Direction: Identify each line containing the word "interval" and copy it.

• • • • • • •

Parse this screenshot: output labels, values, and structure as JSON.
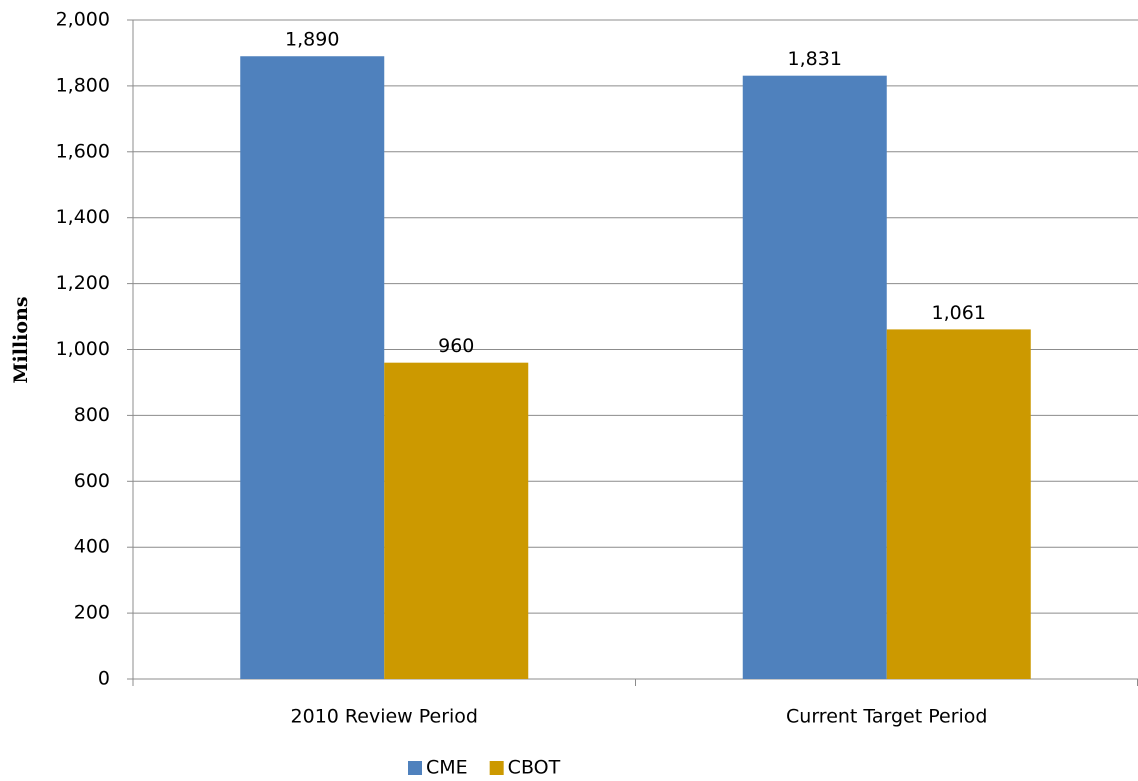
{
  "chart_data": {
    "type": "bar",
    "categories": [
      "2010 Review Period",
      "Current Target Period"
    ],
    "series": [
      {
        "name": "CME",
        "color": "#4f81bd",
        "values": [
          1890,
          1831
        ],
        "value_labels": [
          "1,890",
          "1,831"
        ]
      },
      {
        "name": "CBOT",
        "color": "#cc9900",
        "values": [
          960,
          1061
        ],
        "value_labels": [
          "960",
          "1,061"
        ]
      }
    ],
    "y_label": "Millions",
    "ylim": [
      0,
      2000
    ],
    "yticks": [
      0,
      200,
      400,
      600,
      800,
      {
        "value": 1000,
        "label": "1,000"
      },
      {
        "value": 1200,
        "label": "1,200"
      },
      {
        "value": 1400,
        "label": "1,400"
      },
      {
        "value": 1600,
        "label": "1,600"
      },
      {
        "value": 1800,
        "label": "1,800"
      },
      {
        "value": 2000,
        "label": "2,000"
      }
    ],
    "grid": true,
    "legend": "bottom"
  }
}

• • • • • • •

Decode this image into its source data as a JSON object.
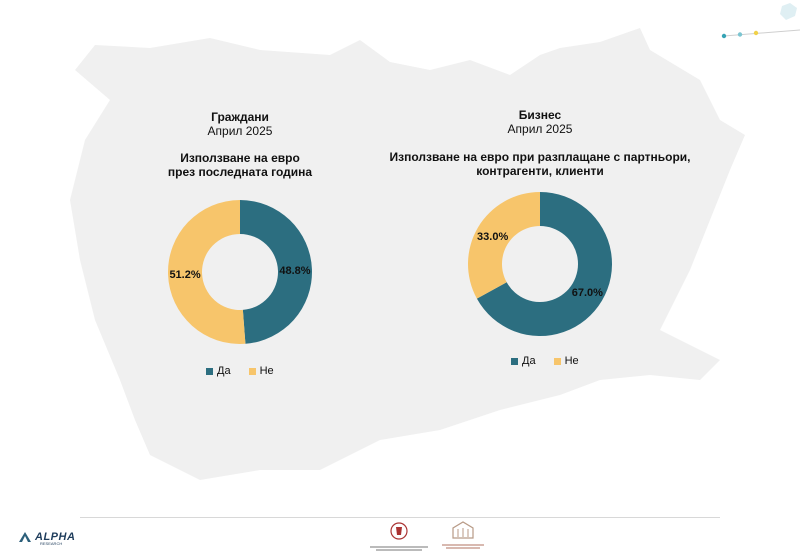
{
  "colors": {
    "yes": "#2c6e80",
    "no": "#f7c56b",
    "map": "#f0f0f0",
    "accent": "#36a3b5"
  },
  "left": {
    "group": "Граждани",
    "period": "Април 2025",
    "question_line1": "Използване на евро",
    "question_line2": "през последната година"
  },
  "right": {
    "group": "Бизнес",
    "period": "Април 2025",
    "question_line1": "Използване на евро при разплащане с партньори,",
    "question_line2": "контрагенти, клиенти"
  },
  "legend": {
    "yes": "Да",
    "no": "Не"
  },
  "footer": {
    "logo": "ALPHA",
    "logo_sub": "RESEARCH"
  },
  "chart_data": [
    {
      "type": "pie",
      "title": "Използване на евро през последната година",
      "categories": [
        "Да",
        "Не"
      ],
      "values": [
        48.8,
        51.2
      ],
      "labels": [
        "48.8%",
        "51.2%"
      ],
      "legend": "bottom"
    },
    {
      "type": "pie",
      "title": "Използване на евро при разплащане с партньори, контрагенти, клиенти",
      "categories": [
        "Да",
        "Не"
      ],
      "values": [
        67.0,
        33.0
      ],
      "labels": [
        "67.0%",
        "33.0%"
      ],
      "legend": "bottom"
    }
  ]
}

• • • • • • •

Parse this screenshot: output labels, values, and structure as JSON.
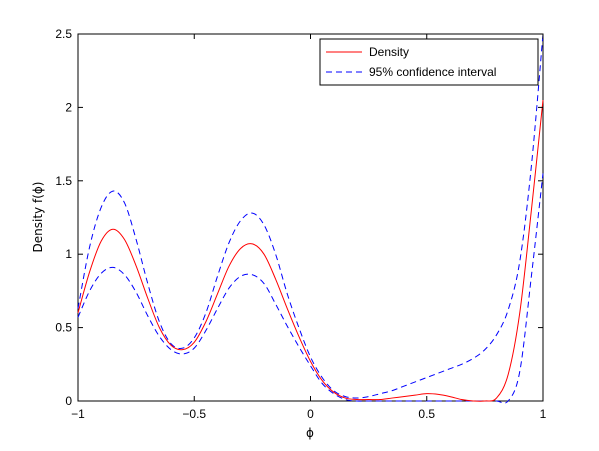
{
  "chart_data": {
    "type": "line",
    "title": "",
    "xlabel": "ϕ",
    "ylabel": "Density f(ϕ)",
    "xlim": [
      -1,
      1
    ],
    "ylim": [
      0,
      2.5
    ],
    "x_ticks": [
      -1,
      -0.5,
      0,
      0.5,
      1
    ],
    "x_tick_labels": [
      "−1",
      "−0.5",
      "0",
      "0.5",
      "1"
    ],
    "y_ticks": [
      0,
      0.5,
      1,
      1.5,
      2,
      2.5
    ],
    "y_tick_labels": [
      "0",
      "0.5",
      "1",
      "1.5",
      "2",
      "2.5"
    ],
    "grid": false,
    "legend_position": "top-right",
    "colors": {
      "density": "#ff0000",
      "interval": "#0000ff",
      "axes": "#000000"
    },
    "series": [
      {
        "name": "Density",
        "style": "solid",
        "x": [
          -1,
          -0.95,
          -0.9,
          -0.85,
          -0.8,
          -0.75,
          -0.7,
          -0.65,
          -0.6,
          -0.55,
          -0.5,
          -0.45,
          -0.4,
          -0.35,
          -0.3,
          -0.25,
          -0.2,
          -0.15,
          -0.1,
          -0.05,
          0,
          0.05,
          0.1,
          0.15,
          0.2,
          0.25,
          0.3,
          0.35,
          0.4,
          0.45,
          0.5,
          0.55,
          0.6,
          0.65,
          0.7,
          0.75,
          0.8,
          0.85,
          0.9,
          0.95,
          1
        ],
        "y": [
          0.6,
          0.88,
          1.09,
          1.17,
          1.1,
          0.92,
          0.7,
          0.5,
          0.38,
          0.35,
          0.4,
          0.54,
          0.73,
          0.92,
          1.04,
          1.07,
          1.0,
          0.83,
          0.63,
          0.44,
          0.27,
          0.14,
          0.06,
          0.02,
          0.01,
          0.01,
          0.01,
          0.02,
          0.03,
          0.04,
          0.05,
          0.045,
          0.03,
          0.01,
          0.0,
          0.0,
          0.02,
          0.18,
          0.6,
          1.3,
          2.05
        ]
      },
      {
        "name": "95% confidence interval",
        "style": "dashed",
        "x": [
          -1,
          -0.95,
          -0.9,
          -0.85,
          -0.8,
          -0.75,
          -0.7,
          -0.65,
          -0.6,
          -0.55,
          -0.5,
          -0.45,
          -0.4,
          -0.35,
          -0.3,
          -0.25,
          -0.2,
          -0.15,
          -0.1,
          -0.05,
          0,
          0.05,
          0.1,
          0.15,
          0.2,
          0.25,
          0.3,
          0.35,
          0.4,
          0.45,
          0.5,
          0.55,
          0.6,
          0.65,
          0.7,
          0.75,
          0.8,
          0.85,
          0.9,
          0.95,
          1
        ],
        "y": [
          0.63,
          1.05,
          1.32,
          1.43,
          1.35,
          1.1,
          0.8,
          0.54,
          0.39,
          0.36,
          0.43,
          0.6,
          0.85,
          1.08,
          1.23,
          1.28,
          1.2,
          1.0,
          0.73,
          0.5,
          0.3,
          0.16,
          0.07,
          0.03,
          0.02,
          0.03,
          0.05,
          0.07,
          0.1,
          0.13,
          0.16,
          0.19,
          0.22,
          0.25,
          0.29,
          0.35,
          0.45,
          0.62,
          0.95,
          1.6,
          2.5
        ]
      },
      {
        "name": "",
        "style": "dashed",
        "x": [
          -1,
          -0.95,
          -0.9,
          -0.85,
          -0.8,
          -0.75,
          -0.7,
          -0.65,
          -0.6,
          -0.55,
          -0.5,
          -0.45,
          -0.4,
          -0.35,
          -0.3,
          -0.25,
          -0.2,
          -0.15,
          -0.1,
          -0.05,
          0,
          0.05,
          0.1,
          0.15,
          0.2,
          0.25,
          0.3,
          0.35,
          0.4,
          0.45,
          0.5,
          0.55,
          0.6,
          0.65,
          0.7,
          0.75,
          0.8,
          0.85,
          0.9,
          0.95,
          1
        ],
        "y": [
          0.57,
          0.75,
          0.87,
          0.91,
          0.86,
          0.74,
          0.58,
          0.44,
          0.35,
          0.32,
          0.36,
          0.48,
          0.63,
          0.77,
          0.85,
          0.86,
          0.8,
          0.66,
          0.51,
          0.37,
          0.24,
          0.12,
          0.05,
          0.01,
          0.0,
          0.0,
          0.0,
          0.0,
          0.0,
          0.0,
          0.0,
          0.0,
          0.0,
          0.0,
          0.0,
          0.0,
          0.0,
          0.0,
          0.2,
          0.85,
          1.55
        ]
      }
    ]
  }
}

• • • • • • •

Answer to the task:
      "interval": "#0000ff",
        "name": "95% confidence interval",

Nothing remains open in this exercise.